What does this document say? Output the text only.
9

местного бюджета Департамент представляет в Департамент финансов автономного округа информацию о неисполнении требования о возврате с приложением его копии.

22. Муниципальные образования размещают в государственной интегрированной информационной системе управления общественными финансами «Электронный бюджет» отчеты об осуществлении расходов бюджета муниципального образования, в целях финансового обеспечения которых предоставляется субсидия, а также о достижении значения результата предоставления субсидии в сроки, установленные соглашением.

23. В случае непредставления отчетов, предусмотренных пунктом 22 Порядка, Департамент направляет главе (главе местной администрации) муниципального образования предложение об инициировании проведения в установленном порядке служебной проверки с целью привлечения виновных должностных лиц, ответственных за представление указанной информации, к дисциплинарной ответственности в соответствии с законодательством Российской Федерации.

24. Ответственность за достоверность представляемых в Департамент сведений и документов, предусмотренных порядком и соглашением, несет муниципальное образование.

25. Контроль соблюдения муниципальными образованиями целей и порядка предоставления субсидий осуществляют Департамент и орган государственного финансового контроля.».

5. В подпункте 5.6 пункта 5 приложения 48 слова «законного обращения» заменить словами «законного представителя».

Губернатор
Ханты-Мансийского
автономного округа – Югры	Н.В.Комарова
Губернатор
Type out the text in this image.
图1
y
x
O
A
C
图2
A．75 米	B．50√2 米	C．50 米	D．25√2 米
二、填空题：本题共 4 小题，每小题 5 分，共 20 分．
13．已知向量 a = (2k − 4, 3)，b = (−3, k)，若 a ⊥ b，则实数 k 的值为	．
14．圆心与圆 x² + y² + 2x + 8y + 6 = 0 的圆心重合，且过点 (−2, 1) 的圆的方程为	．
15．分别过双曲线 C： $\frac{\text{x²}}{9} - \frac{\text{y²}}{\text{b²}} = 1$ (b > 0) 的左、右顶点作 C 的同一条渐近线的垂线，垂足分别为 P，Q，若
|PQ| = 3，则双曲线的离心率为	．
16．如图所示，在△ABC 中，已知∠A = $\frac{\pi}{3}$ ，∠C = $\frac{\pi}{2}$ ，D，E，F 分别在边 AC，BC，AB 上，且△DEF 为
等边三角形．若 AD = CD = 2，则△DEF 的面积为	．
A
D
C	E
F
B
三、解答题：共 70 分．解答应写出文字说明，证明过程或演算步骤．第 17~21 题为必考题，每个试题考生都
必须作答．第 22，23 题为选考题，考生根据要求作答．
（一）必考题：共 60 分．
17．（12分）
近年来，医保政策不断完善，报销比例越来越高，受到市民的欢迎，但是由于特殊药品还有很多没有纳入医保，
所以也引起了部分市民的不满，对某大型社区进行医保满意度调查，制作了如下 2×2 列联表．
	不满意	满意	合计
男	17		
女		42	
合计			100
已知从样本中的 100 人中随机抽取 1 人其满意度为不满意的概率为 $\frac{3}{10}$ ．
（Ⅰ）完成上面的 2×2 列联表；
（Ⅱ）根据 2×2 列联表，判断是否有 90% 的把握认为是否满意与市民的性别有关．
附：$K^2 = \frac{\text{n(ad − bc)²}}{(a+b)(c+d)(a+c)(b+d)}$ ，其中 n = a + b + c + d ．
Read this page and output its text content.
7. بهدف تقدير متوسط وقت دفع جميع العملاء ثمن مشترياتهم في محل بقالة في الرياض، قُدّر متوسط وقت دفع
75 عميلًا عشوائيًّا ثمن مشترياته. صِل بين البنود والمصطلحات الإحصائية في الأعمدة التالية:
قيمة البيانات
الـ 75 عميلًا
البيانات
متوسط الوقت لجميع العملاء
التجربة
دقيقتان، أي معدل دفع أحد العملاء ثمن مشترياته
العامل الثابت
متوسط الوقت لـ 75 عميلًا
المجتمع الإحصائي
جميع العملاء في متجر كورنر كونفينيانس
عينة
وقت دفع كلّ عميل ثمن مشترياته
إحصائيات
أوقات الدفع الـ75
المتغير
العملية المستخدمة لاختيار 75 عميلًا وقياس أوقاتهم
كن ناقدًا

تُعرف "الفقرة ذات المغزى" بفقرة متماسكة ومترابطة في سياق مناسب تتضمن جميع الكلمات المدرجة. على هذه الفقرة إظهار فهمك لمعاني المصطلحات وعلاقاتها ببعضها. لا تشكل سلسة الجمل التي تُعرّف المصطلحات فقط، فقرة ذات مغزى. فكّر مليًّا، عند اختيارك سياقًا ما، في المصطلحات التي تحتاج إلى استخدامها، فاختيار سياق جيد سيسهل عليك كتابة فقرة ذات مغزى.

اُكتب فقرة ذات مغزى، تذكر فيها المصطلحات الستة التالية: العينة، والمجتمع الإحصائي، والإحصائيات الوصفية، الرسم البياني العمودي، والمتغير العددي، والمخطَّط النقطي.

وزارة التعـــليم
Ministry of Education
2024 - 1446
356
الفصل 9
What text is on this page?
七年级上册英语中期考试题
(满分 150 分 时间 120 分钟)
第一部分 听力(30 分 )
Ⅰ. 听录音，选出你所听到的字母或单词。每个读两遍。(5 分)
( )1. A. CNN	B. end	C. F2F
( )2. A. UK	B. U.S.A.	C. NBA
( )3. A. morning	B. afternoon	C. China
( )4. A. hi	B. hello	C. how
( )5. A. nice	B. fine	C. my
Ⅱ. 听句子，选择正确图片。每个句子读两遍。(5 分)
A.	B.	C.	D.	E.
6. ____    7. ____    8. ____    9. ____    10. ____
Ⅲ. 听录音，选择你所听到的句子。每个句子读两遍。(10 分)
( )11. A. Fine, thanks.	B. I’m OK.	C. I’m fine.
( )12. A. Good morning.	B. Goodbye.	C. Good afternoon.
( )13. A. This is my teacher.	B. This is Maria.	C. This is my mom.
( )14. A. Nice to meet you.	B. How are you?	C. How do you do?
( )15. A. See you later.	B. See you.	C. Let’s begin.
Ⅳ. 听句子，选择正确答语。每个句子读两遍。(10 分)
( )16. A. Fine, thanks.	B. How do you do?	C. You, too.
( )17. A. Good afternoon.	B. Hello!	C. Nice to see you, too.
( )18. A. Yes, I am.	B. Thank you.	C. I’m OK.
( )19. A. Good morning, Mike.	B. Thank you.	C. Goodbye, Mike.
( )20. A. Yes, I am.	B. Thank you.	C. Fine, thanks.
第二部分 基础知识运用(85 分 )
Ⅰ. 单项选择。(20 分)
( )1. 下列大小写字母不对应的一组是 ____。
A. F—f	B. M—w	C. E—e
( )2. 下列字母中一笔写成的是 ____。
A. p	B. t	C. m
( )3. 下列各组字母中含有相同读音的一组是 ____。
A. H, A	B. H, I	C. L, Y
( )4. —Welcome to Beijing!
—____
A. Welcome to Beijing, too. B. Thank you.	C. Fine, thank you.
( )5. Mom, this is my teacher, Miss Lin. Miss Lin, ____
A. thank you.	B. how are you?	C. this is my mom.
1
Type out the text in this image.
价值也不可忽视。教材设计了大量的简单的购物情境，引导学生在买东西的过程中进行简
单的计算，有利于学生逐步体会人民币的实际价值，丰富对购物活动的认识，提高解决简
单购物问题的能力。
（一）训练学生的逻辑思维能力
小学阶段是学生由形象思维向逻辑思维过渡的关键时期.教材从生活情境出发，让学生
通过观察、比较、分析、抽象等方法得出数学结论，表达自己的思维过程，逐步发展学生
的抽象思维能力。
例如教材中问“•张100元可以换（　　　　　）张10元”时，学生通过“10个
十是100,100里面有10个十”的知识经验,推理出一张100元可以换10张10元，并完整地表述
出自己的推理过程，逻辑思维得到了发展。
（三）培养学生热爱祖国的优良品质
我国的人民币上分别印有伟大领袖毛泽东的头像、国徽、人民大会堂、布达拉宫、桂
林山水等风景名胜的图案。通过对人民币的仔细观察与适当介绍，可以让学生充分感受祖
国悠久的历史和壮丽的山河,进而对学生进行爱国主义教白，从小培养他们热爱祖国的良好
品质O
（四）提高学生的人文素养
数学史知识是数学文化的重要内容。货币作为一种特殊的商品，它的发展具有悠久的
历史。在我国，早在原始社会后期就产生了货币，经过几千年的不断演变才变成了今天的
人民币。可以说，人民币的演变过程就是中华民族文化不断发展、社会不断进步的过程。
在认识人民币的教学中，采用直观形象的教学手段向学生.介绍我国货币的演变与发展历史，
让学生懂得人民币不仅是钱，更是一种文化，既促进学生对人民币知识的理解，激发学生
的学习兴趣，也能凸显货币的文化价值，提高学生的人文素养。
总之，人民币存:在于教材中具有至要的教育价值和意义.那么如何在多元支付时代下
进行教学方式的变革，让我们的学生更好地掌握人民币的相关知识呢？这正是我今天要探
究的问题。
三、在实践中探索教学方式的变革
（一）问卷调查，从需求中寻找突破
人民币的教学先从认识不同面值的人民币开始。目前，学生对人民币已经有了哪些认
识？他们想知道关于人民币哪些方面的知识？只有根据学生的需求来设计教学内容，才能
= = = =
- _Exercise objective_:
Look for the word "Welcome" in every line of the listing and copy the lines that have it.

- _Solution to the problem_:
( )4. —Welcome to Beijing!
A. Welcome to Beijing, too. B. Thank you.	C. Fine, thank you.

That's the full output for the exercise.